• **Direction A**: List every geographic place or region named in the passage comparing automatic and manual front labels.

• **Document segment**:

3.2. Comparative Analysis: Automatic vs. Manual Front Labels
3.2.1. Morphological and Spatial Differences
Figure 6 presents two representative cases that clearly demonstrate the key differences between automatic and manual front labeling. During the summer event (3 January 2009, 18 UTC), a distinct core of strong negative temperature advection is centered south of the Rio Grande do Sul coast, with values exceeding −2 × 10
−4 K s
−1. The 850 hPa wind vectors, mainly from the northwest, support the presence of cold-air advection toward the subtropical coastline.
The comparison between the front delineations reveals a systematic spatial misalignment: the manual front (depicted in red) is consistently displaced southward and eastward, whereas the automatic contours (in dark blue) closely follow the thermal gradient at 850 hPa. This displacement, ranging from 100 to 150 km across different segments, highlights the fundamental conceptual distinction between these representations. Manual charts integrate surface observations with heuristic, analyst-driven interpretations, while the automatic detection relies solely on the physical structure of thermal gradients in the lower troposphere as captured by the reanalysis data.
In the winter case (22 July 2009, 12 UTC), the agreement between methods shows marked improvement compared to the summer case. The broad lobe of cold air advection, extending from Patagonia to southeastern Brazil, is associated with a deep cyclonic circulation typical of winter cold fronts. The spatial alignment between the delineations is substantially better, with discrepancies generally reduced to less than 100 km in most regions. This improved agreement suggests that during winter, when cold fronts are more intense and well-defined, both the manual analysis and the automatic detection converge toward similar representations of the baroclinic zones, reflecting the clearer thermal gradients characteristic of stronger cold fronts.

• **Listing**:
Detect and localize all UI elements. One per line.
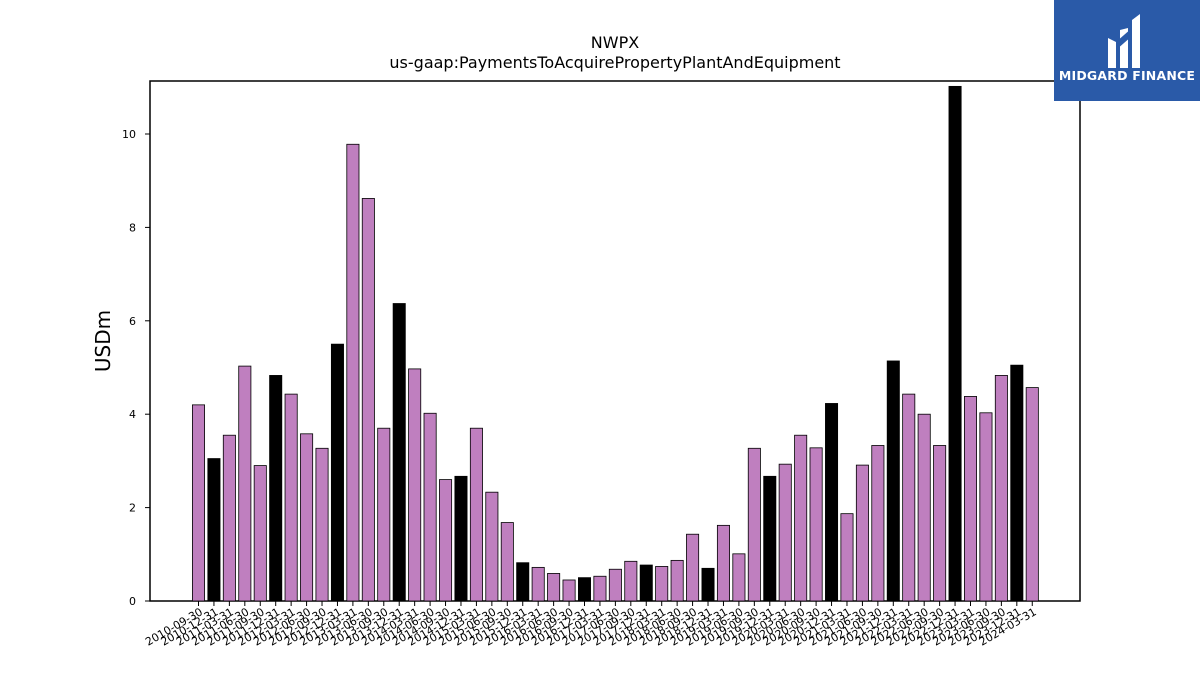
bar	[284, 393, 298, 602]
bar	[825, 403, 839, 602]
y-tick-label: 2	[129, 502, 136, 515]
y-axis-label: USDm	[91, 310, 115, 372]
bar	[269, 375, 283, 602]
y-tick-label: 10	[122, 128, 136, 141]
bar	[716, 524, 730, 602]
bar	[655, 566, 669, 602]
logo-text: MIDGARD FINANCE	[1058, 68, 1196, 83]
bar	[423, 412, 437, 602]
bar	[207, 458, 221, 602]
bar	[330, 343, 344, 602]
bar	[778, 463, 792, 602]
bar	[886, 360, 900, 602]
bar	[902, 393, 916, 602]
bar	[840, 513, 854, 602]
bar	[639, 564, 653, 602]
bar	[531, 566, 545, 602]
bar	[562, 579, 576, 602]
bar	[855, 464, 869, 602]
brand-logo: MIDGARD FINANCE	[1054, 0, 1200, 101]
plot-area: 02468102010-09-302010-12-312011-03-31201…	[122, 80, 1081, 649]
bar	[933, 445, 947, 602]
bar	[1025, 387, 1039, 602]
bar	[439, 479, 453, 602]
bar	[469, 427, 483, 602]
bar	[871, 445, 885, 602]
bar	[1010, 364, 1024, 602]
bar	[361, 198, 375, 602]
bar	[253, 465, 267, 602]
bar	[994, 375, 1008, 602]
bar	[191, 404, 205, 602]
bar	[222, 434, 236, 602]
bar	[809, 447, 823, 602]
logo-mark-icon	[1108, 14, 1140, 68]
bar	[763, 475, 777, 602]
bar	[485, 491, 499, 602]
bar	[917, 413, 931, 602]
bar	[300, 433, 314, 602]
bar	[238, 365, 252, 602]
bar	[670, 559, 684, 602]
bar	[593, 575, 607, 602]
bar	[948, 85, 962, 602]
bar	[500, 522, 514, 602]
bar	[701, 567, 715, 602]
bar	[608, 568, 622, 602]
bar	[578, 577, 592, 602]
chart-title: NWPX	[591, 33, 639, 52]
bar	[408, 368, 422, 602]
bar	[794, 434, 808, 602]
bar	[346, 143, 360, 602]
y-tick-label: 4	[129, 408, 136, 421]
bar	[979, 412, 993, 602]
chart-subtitle: us-gaap:PaymentsToAcquirePropertyPlantAn…	[389, 53, 840, 72]
y-tick-label: 8	[129, 221, 136, 234]
bar	[964, 396, 978, 602]
bar	[516, 562, 530, 602]
bar	[732, 553, 746, 602]
y-tick-label: 6	[129, 315, 136, 328]
bar	[377, 427, 391, 602]
bar	[392, 303, 406, 602]
bar	[315, 447, 329, 602]
bar	[747, 447, 761, 602]
bar	[454, 475, 468, 602]
bar	[624, 560, 638, 602]
bar	[686, 533, 700, 602]
y-tick-label: 0	[129, 595, 136, 608]
bar	[547, 573, 561, 602]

• **Direction B**: In the records, copy verbatim the lines from the one containing "393, 298, 602]" through the one containing "479, 453, 602]", both included.

• **Full output A**: Rio Grande do Sul (its coast), Patagonia, southeastern Brazil

• **Full output B**:
bar	[284, 393, 298, 602]
bar	[825, 403, 839, 602]
y-tick-label: 2	[129, 502, 136, 515]
y-axis-label: USDm	[91, 310, 115, 372]
bar	[269, 375, 283, 602]
y-tick-label: 10	[122, 128, 136, 141]
bar	[716, 524, 730, 602]
bar	[655, 566, 669, 602]
logo-text: MIDGARD FINANCE	[1058, 68, 1196, 83]
bar	[423, 412, 437, 602]
bar	[207, 458, 221, 602]
bar	[330, 343, 344, 602]
bar	[778, 463, 792, 602]
bar	[886, 360, 900, 602]
bar	[902, 393, 916, 602]
bar	[840, 513, 854, 602]
bar	[639, 564, 653, 602]
bar	[531, 566, 545, 602]
bar	[562, 579, 576, 602]
bar	[855, 464, 869, 602]
brand-logo: MIDGARD FINANCE	[1054, 0, 1200, 101]
plot-area: 02468102010-09-302010-12-312011-03-31201…	[122, 80, 1081, 649]
bar	[933, 445, 947, 602]
bar	[1025, 387, 1039, 602]
bar	[439, 479, 453, 602]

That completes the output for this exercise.